> **Objective**: Your task is to copy the listing exactly. Drop any pictures from the copy.

## START Data to use

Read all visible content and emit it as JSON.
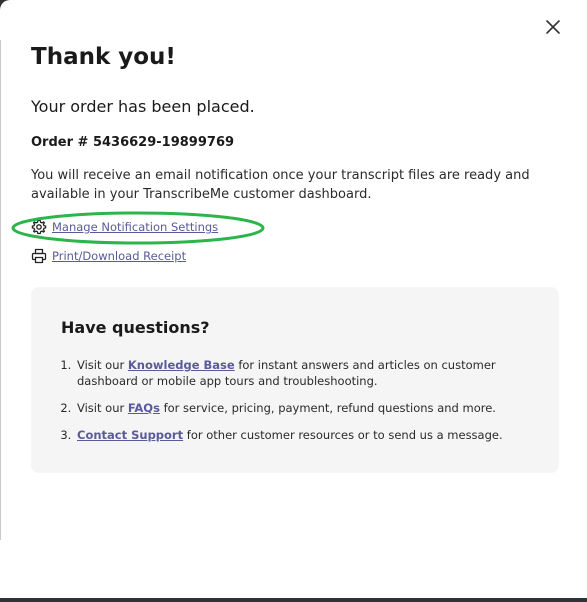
{
  "dialog": {
    "title": "Thank you!",
    "subtitle": "Your order has been placed.",
    "order_label": "Order #",
    "order_number": "5436629-19899769",
    "info_text": "You will receive an email notification once your transcript files are ready and available in your TranscribeMe customer dashboard.",
    "close_icon": "close-icon"
  },
  "links": {
    "notification_settings": {
      "label": "Manage Notification Settings",
      "icon": "gear-icon"
    },
    "receipt": {
      "label": "Print/Download Receipt",
      "icon": "printer-icon"
    }
  },
  "questions": {
    "title": "Have questions?",
    "items": [
      {
        "prefix": "Visit our ",
        "link": "Knowledge Base",
        "suffix": " for instant answers and articles on customer dashboard or mobile app tours and troubleshooting."
      },
      {
        "prefix": "Visit our ",
        "link": "FAQs",
        "suffix": " for service, pricing, payment, refund questions and more."
      },
      {
        "prefix": "",
        "link": "Contact Support",
        "suffix": " for other customer resources or to send us a message."
      }
    ]
  },
  "colors": {
    "link": "#5a5a9a",
    "highlight": "#2bb54a",
    "panel_bg": "#f5f5f5"
  }
}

## END Data to use

> **Answer for the task**:
Read all visible content and emit it as JSON.
{
  "dialog": {
    "title": "Thank you!",
    "subtitle": "Your order has been placed.",
    "order_label": "Order #",
    "order_number": "5436629-19899769",
    "info_text": "You will receive an email notification once your transcript files are ready and available in your TranscribeMe customer dashboard.",
    "close_icon": "close-icon"
  },
  "links": {
    "notification_settings": {
      "label": "Manage Notification Settings",
      "icon": "gear-icon"
    },
    "receipt": {
      "label": "Print/Download Receipt",
      "icon": "printer-icon"
    }
  },
  "questions": {
    "title": "Have questions?",
    "items": [
      {
        "prefix": "Visit our ",
        "link": "Knowledge Base",
        "suffix": " for instant answers and articles on customer dashboard or mobile app tours and troubleshooting."
      },
      {
        "prefix": "Visit our ",
        "link": "FAQs",
        "suffix": " for service, pricing, payment, refund questions and more."
      },
      {
        "prefix": "",
        "link": "Contact Support",
        "suffix": " for other customer resources or to send us a message."
      }
    ]
  },
  "colors": {
    "link": "#5a5a9a",
    "highlight": "#2bb54a",
    "panel_bg": "#f5f5f5"
  }
}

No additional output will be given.